# Work required:
In the material below, find each line holding the string "site" and copy it.

----

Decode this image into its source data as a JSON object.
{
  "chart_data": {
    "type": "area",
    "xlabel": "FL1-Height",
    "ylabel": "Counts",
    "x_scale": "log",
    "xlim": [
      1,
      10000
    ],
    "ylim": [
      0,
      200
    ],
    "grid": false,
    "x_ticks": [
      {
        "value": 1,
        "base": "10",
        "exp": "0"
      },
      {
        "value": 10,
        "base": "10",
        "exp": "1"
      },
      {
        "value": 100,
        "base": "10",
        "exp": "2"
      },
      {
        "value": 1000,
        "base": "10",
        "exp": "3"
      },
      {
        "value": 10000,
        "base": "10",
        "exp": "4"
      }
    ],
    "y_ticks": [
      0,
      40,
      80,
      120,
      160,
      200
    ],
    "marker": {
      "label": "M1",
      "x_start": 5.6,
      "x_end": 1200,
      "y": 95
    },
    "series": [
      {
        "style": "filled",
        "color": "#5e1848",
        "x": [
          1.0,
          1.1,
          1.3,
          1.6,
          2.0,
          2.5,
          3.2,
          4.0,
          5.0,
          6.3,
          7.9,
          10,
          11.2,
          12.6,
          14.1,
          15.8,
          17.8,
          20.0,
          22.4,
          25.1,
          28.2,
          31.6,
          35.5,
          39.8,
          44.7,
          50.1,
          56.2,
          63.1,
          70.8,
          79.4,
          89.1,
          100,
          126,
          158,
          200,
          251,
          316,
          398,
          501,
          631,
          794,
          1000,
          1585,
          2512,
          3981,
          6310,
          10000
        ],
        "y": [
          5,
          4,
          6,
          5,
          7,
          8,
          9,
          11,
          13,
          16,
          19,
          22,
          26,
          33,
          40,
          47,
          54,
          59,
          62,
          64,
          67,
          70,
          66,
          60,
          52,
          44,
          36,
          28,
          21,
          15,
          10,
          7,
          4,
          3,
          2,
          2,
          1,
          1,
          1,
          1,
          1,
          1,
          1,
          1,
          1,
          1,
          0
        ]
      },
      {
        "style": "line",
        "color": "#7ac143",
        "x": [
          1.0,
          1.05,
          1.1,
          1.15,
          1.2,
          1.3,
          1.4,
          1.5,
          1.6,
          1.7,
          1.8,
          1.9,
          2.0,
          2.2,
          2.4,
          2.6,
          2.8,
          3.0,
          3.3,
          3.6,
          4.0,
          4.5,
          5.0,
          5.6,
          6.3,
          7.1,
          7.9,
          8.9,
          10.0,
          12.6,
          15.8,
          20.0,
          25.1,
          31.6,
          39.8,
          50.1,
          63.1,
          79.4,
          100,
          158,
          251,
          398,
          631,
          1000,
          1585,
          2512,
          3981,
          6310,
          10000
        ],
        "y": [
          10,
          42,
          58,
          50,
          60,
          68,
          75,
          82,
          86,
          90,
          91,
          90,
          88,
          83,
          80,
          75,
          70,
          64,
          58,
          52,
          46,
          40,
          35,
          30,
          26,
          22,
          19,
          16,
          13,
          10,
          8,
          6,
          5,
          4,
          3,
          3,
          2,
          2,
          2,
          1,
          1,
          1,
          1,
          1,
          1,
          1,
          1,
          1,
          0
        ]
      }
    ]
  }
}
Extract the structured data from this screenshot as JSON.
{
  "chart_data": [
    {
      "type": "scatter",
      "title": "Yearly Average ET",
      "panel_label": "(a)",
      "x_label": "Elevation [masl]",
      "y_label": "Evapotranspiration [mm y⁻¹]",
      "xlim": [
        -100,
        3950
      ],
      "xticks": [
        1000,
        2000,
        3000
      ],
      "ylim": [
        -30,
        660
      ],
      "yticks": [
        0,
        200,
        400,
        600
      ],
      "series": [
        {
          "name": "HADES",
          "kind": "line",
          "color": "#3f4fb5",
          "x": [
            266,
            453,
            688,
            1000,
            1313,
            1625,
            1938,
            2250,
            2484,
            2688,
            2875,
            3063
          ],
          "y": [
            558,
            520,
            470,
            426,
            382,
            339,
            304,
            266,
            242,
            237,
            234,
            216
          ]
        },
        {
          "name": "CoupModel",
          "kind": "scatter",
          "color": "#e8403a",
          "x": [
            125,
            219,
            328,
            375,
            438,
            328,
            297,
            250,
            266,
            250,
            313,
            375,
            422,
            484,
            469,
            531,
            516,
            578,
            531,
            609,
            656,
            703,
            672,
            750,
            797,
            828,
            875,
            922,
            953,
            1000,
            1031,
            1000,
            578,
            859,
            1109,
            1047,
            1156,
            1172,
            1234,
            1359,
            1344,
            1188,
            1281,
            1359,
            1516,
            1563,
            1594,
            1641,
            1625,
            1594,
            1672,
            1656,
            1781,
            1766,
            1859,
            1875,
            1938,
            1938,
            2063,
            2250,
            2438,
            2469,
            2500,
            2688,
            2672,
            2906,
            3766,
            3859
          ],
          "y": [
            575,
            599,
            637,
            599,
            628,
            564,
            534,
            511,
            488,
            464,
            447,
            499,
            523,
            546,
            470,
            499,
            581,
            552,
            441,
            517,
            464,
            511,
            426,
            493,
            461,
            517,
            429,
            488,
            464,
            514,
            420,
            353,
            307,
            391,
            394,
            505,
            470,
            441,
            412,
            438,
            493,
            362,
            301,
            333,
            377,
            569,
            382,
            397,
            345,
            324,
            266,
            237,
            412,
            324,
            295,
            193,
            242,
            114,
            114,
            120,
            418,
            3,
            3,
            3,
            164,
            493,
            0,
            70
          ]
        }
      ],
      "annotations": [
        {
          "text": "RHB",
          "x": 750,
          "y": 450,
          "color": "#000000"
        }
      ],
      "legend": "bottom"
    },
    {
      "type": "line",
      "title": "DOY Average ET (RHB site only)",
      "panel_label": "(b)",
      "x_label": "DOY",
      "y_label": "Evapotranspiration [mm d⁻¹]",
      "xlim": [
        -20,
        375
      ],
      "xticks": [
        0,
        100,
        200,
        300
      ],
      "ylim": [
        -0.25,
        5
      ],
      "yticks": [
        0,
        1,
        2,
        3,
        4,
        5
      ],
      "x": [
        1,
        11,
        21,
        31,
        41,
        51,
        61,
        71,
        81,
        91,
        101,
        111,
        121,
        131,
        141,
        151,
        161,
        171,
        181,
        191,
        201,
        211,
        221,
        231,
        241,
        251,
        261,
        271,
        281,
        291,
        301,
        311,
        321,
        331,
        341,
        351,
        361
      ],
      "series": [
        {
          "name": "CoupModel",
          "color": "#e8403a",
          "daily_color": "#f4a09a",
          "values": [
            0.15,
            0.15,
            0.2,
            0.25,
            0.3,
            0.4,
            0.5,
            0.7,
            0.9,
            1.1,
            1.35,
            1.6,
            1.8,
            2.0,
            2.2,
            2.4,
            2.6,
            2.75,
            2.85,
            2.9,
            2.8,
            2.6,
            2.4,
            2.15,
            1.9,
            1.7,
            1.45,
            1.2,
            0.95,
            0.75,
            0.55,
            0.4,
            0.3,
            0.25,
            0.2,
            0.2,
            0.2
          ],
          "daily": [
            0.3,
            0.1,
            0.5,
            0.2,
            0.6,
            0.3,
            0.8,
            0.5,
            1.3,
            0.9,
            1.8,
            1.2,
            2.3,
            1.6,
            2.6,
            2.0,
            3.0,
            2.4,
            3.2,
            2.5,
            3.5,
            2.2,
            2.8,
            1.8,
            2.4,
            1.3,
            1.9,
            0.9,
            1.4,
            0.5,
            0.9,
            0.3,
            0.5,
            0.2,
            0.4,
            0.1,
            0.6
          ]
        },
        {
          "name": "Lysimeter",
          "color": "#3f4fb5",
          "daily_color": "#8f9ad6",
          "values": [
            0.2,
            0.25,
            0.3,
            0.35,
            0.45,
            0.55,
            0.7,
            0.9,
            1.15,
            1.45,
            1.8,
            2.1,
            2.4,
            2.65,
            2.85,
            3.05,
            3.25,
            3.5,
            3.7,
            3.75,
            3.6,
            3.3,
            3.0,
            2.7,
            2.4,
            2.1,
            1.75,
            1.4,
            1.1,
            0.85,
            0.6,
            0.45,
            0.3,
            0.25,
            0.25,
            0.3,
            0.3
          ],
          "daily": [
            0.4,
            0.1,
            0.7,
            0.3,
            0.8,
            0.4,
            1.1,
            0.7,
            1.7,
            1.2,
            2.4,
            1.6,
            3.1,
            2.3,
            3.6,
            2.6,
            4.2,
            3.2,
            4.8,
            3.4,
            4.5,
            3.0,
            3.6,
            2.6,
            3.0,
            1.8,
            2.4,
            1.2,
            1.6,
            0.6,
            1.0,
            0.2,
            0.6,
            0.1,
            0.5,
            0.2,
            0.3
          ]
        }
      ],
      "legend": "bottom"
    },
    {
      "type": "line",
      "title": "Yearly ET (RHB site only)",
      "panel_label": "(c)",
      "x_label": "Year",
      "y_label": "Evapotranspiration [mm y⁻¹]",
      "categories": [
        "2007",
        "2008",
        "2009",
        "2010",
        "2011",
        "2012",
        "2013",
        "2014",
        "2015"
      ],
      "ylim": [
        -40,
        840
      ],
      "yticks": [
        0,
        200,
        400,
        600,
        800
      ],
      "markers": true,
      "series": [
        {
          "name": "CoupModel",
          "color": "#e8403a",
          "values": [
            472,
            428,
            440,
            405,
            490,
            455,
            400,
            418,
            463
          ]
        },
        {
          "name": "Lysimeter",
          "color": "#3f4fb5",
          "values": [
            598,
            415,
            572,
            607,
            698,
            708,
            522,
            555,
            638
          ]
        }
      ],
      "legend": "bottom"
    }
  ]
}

----

# Exercise output:
      "title": "DOY Average ET (RHB site only)",
      "title": "Yearly ET (RHB site only)",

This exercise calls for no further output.